_Set task_
Tally the lines holding "this" and state only that figure.

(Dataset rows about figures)
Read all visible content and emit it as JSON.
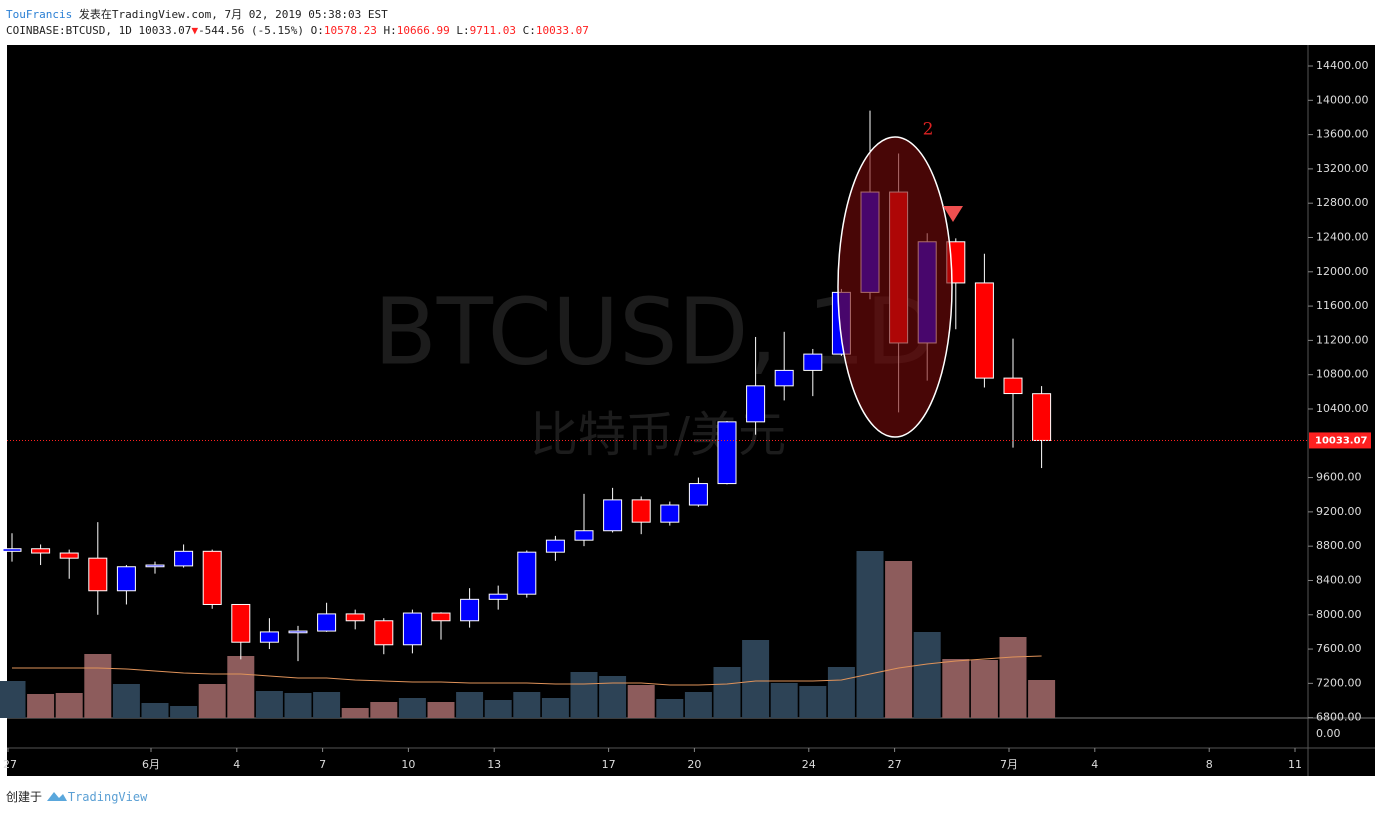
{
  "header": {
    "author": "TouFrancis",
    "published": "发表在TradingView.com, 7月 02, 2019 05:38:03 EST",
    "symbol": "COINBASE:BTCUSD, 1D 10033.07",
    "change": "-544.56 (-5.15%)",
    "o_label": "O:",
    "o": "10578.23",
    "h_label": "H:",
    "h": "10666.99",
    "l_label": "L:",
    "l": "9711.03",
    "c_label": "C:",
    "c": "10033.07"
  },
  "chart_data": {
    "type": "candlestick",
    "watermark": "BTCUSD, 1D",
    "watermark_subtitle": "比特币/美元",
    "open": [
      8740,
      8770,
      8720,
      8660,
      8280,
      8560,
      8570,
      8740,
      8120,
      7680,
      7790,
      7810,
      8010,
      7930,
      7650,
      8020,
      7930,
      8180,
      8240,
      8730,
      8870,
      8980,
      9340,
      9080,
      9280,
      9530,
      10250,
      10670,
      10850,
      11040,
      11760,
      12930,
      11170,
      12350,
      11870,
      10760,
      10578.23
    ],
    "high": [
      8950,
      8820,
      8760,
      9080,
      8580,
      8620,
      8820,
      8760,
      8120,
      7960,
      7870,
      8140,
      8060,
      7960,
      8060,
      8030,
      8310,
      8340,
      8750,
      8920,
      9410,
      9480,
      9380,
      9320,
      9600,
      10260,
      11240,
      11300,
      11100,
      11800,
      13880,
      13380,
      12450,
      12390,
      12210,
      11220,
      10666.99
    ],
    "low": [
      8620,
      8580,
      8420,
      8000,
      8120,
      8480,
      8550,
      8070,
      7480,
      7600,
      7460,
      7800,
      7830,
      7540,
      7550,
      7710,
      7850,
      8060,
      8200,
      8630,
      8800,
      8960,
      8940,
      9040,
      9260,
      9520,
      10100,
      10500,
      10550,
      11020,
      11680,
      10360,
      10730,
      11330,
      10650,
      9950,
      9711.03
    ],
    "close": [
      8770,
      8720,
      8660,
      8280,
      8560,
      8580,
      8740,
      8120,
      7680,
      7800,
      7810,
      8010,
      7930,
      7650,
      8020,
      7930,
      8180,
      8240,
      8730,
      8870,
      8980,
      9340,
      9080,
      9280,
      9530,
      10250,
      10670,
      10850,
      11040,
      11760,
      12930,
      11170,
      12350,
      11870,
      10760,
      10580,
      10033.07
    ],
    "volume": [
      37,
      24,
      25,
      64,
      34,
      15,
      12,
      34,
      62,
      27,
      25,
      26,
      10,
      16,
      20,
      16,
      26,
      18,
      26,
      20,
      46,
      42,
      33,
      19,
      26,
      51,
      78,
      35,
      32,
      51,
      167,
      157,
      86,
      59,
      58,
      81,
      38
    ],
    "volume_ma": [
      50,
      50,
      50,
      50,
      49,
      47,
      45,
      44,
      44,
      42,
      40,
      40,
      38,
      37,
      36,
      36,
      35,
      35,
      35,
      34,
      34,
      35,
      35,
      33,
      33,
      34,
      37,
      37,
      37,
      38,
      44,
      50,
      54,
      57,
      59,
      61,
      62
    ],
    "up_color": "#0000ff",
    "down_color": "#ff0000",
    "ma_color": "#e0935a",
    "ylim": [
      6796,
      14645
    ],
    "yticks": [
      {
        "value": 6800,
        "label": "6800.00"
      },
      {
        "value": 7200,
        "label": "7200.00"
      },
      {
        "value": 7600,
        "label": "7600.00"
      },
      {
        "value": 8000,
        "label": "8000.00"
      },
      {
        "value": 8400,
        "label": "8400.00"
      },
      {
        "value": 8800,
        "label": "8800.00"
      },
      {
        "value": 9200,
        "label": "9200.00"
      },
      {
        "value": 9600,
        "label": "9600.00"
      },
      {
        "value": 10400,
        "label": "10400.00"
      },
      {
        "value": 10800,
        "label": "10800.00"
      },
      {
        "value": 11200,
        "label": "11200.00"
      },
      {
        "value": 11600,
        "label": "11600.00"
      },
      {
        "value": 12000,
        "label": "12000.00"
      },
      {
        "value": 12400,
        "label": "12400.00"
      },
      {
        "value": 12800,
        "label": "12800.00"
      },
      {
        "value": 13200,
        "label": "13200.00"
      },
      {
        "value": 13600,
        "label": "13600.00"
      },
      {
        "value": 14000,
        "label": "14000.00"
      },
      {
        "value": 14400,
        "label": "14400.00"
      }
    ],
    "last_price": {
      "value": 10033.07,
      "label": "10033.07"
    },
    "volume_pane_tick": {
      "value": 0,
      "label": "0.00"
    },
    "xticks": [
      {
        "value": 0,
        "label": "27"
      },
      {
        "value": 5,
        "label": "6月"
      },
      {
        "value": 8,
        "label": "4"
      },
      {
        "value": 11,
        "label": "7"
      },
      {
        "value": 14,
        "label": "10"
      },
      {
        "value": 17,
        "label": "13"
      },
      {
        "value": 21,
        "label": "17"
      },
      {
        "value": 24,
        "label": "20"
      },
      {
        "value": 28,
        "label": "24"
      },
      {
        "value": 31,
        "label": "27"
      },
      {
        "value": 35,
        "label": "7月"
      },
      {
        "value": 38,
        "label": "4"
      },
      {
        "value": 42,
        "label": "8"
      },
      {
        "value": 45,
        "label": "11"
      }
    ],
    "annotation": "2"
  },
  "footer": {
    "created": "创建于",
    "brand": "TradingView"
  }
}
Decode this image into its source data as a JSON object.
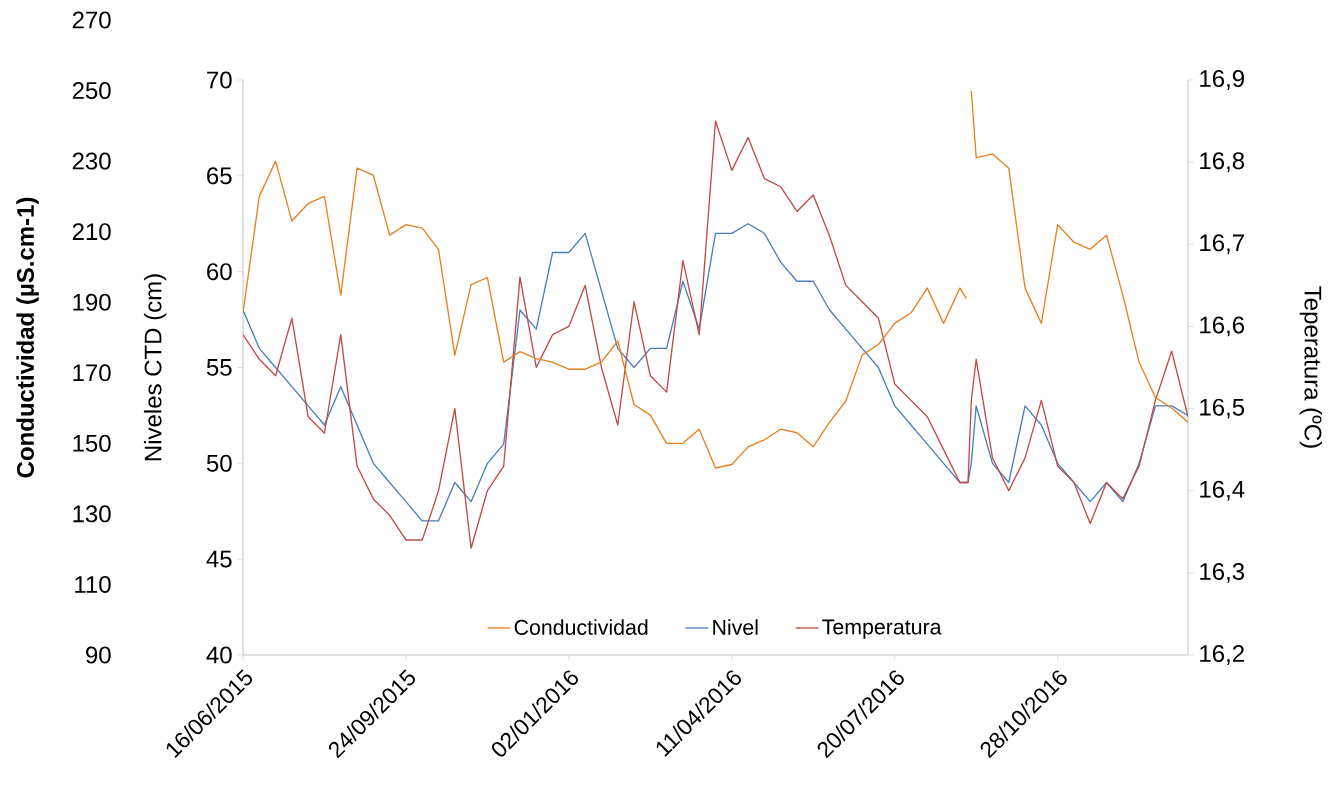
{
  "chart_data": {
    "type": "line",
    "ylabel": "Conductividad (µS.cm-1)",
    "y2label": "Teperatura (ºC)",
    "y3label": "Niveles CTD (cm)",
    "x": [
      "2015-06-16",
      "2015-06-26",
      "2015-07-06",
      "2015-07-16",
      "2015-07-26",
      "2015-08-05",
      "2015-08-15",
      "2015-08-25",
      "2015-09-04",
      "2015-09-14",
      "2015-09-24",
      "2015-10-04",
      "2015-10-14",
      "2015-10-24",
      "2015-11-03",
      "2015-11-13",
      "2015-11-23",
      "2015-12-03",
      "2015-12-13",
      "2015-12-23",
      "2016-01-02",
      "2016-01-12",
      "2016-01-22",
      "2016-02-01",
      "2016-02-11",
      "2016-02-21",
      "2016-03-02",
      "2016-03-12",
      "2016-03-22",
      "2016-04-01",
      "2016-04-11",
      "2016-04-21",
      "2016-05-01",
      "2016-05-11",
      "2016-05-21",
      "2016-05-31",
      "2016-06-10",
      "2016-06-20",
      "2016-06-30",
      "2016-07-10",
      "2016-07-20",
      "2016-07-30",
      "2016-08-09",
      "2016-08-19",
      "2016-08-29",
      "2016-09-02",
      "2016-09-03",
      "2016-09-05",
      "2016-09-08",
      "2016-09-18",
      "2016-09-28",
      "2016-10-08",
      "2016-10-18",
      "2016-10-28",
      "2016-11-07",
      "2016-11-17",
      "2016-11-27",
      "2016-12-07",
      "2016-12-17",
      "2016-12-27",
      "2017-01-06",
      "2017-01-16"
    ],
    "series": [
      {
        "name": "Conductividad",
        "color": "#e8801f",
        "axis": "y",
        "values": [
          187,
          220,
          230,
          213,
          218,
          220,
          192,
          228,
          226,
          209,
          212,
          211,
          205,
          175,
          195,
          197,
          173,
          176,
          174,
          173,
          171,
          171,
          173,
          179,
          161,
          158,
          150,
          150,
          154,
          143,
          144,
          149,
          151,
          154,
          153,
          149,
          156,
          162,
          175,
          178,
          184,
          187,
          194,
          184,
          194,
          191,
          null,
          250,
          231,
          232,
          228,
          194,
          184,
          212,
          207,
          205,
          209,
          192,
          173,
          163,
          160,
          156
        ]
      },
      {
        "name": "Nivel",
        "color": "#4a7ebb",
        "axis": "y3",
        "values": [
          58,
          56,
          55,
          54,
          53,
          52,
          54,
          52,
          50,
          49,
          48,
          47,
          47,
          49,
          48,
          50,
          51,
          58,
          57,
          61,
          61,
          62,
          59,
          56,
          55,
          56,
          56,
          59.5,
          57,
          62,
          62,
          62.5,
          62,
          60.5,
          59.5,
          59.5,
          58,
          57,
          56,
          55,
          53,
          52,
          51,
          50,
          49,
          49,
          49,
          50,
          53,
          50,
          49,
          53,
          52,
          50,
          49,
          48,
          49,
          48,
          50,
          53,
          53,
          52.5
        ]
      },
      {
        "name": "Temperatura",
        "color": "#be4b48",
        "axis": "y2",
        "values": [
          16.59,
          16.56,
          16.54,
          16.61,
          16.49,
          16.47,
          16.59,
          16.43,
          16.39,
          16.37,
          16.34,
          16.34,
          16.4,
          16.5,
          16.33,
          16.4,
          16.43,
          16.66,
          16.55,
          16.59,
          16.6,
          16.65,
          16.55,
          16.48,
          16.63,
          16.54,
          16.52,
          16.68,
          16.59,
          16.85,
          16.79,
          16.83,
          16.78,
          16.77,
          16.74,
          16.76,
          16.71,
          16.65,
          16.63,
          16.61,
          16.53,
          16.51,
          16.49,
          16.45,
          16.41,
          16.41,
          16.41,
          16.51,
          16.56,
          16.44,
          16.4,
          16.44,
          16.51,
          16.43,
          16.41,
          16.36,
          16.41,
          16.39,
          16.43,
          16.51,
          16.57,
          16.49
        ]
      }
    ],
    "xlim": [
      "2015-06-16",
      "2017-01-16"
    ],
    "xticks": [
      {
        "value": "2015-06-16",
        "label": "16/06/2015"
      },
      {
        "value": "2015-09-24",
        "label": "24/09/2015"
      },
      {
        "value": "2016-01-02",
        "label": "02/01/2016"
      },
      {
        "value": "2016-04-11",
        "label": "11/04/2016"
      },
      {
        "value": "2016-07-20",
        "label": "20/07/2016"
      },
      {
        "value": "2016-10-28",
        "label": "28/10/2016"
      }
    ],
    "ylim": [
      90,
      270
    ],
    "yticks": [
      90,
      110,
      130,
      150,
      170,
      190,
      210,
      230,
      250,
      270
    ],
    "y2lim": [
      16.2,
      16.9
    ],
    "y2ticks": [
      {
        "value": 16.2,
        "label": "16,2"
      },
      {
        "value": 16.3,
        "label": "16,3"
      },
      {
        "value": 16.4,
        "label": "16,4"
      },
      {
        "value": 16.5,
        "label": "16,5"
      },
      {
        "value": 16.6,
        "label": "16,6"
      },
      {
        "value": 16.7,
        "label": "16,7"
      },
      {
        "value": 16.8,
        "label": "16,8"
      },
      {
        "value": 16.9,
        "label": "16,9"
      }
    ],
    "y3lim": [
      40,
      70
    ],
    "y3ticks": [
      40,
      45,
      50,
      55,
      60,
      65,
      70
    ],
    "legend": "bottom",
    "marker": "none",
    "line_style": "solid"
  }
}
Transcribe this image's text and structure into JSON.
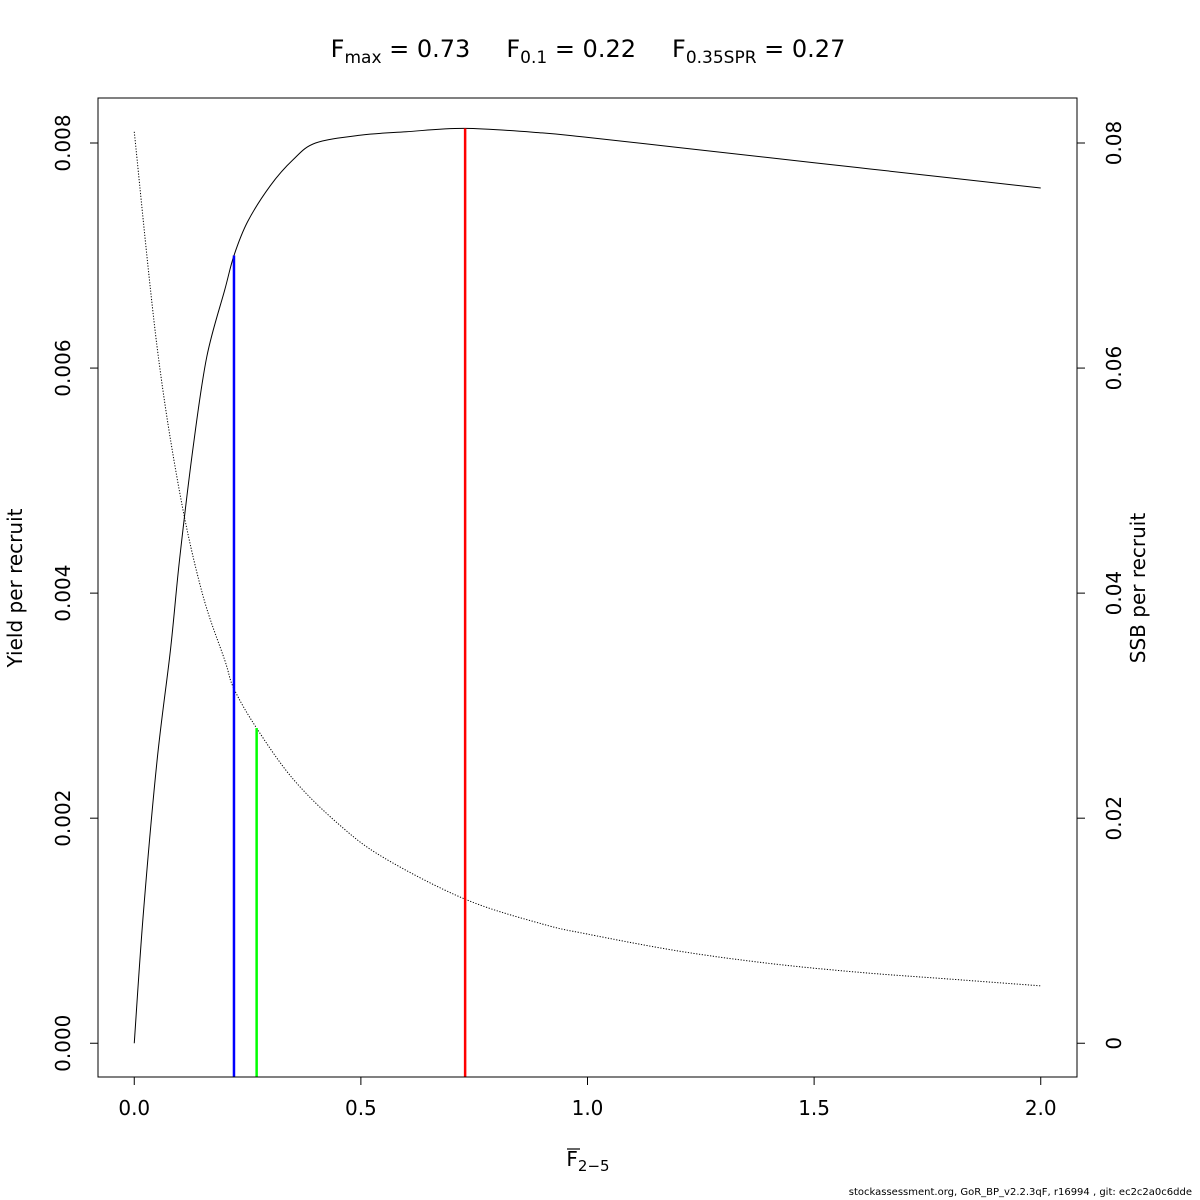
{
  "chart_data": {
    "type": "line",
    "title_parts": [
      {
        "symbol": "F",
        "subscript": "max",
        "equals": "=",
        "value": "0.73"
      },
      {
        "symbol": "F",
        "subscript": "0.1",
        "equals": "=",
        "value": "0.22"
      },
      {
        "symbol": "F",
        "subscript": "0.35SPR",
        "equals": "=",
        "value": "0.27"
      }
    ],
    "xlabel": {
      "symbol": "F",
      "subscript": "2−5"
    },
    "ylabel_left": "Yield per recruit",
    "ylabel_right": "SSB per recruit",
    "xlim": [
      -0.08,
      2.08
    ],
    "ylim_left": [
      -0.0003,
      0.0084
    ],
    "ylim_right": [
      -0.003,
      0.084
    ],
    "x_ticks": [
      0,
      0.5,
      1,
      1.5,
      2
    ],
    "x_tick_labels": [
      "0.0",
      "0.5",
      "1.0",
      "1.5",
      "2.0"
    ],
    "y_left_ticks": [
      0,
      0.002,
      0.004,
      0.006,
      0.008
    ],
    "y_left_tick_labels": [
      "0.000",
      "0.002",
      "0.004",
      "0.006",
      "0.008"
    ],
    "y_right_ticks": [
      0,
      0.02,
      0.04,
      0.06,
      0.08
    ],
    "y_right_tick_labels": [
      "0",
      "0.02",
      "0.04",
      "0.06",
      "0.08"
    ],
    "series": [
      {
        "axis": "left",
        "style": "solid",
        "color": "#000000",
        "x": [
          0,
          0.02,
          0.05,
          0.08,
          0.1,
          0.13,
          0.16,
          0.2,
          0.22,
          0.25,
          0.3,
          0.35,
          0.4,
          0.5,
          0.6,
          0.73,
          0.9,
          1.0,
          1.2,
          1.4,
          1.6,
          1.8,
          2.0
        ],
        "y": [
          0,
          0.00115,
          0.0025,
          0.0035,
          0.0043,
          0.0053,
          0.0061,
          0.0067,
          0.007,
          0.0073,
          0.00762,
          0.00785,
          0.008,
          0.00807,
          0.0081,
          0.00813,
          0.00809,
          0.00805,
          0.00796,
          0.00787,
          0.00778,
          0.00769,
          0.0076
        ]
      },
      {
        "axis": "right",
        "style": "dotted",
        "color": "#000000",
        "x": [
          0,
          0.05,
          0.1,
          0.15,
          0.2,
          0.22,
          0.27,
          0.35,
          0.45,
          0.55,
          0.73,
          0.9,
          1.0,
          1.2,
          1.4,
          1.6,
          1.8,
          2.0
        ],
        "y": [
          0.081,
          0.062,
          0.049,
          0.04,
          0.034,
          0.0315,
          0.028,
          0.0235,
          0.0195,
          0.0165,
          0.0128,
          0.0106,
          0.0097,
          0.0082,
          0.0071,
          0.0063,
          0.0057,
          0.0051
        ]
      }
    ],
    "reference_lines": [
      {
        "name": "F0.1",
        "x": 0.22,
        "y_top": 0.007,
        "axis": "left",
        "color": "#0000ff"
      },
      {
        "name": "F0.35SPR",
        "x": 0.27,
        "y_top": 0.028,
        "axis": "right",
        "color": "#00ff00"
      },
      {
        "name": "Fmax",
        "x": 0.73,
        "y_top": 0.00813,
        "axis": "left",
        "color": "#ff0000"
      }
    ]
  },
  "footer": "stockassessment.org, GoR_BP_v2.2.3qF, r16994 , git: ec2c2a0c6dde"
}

_Output of the exercise_
2